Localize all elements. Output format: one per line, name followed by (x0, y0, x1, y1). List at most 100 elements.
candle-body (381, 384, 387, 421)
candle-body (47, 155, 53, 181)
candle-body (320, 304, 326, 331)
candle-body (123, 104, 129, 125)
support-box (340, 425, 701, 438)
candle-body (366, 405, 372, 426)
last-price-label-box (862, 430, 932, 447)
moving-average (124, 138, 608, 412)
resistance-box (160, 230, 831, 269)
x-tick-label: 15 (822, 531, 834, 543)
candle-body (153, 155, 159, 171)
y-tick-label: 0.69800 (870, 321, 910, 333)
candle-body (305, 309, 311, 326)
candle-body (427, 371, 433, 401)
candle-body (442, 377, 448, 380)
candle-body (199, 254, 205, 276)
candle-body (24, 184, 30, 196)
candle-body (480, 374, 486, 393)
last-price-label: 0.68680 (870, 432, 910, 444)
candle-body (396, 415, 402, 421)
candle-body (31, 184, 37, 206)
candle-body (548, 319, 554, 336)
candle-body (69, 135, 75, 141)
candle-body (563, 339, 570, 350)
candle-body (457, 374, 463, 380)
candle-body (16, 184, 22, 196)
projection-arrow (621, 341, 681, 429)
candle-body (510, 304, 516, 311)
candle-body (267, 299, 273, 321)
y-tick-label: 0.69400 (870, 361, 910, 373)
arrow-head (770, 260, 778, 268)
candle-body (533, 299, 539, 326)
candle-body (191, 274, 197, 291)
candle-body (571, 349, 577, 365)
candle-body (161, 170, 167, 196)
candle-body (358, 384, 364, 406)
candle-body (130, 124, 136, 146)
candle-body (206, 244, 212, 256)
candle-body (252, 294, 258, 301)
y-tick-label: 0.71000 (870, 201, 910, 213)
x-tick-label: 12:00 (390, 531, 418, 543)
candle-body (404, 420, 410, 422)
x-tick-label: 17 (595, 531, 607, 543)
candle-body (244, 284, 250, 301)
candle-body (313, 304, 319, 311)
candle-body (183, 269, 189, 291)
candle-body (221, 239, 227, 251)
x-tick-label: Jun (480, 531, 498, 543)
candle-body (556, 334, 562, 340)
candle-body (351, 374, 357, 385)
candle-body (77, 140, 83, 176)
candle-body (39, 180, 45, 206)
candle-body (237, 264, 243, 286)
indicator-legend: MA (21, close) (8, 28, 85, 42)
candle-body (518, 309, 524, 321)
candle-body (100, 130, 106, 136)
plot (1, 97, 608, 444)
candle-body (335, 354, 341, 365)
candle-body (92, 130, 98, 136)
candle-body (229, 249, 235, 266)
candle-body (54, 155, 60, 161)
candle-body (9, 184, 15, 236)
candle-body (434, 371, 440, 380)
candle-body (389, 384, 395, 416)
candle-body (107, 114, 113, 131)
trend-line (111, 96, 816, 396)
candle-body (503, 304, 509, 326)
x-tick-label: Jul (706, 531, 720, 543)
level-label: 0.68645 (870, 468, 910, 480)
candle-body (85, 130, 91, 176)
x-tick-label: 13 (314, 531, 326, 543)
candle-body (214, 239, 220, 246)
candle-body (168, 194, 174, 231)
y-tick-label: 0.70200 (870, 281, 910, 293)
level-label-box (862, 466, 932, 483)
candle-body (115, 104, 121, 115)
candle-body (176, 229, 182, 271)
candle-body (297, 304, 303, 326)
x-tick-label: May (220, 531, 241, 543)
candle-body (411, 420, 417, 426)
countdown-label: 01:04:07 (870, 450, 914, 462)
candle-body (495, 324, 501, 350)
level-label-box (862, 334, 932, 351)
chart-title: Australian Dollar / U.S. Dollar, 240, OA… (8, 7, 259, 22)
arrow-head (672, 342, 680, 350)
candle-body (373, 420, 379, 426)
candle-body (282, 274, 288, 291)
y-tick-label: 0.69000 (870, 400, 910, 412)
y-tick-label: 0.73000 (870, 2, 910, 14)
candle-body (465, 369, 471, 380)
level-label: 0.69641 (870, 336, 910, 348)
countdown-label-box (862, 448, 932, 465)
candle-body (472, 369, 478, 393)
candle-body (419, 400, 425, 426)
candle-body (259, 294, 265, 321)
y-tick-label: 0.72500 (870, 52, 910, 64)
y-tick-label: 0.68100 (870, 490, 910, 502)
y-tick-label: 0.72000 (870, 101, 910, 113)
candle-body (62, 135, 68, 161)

○ ○ ○ ○ ○ ○ ○

* [Given request]: Duplicate every line of the data above verbatim, keeping the original order, spacing, and punctuation.

* [Solution for this exercise]:
Localize all elements. Output format: one per line, name followed by (x0, y0, x1, y1). List at most 100 elements.
candle-body (381, 384, 387, 421)
candle-body (47, 155, 53, 181)
candle-body (320, 304, 326, 331)
candle-body (123, 104, 129, 125)
support-box (340, 425, 701, 438)
candle-body (366, 405, 372, 426)
last-price-label-box (862, 430, 932, 447)
moving-average (124, 138, 608, 412)
resistance-box (160, 230, 831, 269)
x-tick-label: 15 (822, 531, 834, 543)
candle-body (153, 155, 159, 171)
y-tick-label: 0.69800 (870, 321, 910, 333)
candle-body (305, 309, 311, 326)
candle-body (427, 371, 433, 401)
candle-body (442, 377, 448, 380)
candle-body (199, 254, 205, 276)
candle-body (24, 184, 30, 196)
candle-body (480, 374, 486, 393)
last-price-label: 0.68680 (870, 432, 910, 444)
candle-body (396, 415, 402, 421)
candle-body (31, 184, 37, 206)
candle-body (548, 319, 554, 336)
candle-body (69, 135, 75, 141)
candle-body (563, 339, 570, 350)
candle-body (457, 374, 463, 380)
candle-body (16, 184, 22, 196)
projection-arrow (621, 341, 681, 429)
candle-body (510, 304, 516, 311)
candle-body (267, 299, 273, 321)
y-tick-label: 0.69400 (870, 361, 910, 373)
arrow-head (770, 260, 778, 268)
candle-body (533, 299, 539, 326)
candle-body (191, 274, 197, 291)
candle-body (571, 349, 577, 365)
candle-body (161, 170, 167, 196)
candle-body (358, 384, 364, 406)
candle-body (130, 124, 136, 146)
candle-body (206, 244, 212, 256)
candle-body (252, 294, 258, 301)
y-tick-label: 0.71000 (870, 201, 910, 213)
x-tick-label: 12:00 (390, 531, 418, 543)
candle-body (404, 420, 410, 422)
x-tick-label: 17 (595, 531, 607, 543)
candle-body (244, 284, 250, 301)
candle-body (313, 304, 319, 311)
candle-body (183, 269, 189, 291)
candle-body (221, 239, 227, 251)
x-tick-label: Jun (480, 531, 498, 543)
candle-body (556, 334, 562, 340)
candle-body (351, 374, 357, 385)
candle-body (77, 140, 83, 176)
candle-body (39, 180, 45, 206)
candle-body (237, 264, 243, 286)
indicator-legend: MA (21, close) (8, 28, 85, 42)
candle-body (518, 309, 524, 321)
candle-body (100, 130, 106, 136)
plot (1, 97, 608, 444)
candle-body (335, 354, 341, 365)
candle-body (92, 130, 98, 136)
candle-body (229, 249, 235, 266)
candle-body (54, 155, 60, 161)
candle-body (9, 184, 15, 236)
candle-body (434, 371, 440, 380)
candle-body (389, 384, 395, 416)
candle-body (107, 114, 113, 131)
trend-line (111, 96, 816, 396)
candle-body (503, 304, 509, 326)
x-tick-label: Jul (706, 531, 720, 543)
level-label: 0.68645 (870, 468, 910, 480)
candle-body (85, 130, 91, 176)
x-tick-label: 13 (314, 531, 326, 543)
candle-body (214, 239, 220, 246)
candle-body (168, 194, 174, 231)
y-tick-label: 0.70200 (870, 281, 910, 293)
level-label-box (862, 466, 932, 483)
candle-body (115, 104, 121, 115)
candle-body (176, 229, 182, 271)
candle-body (297, 304, 303, 326)
x-tick-label: May (220, 531, 241, 543)
candle-body (411, 420, 417, 426)
countdown-label: 01:04:07 (870, 450, 914, 462)
candle-body (495, 324, 501, 350)
level-label-box (862, 334, 932, 351)
chart-title: Australian Dollar / U.S. Dollar, 240, OA… (8, 7, 259, 22)
arrow-head (672, 342, 680, 350)
candle-body (373, 420, 379, 426)
candle-body (282, 274, 288, 291)
y-tick-label: 0.69000 (870, 400, 910, 412)
y-tick-label: 0.73000 (870, 2, 910, 14)
candle-body (465, 369, 471, 380)
level-label: 0.69641 (870, 336, 910, 348)
countdown-label-box (862, 448, 932, 465)
candle-body (472, 369, 478, 393)
candle-body (419, 400, 425, 426)
candle-body (259, 294, 265, 321)
y-tick-label: 0.72500 (870, 52, 910, 64)
y-tick-label: 0.68100 (870, 490, 910, 502)
y-tick-label: 0.72000 (870, 101, 910, 113)
candle-body (62, 135, 68, 161)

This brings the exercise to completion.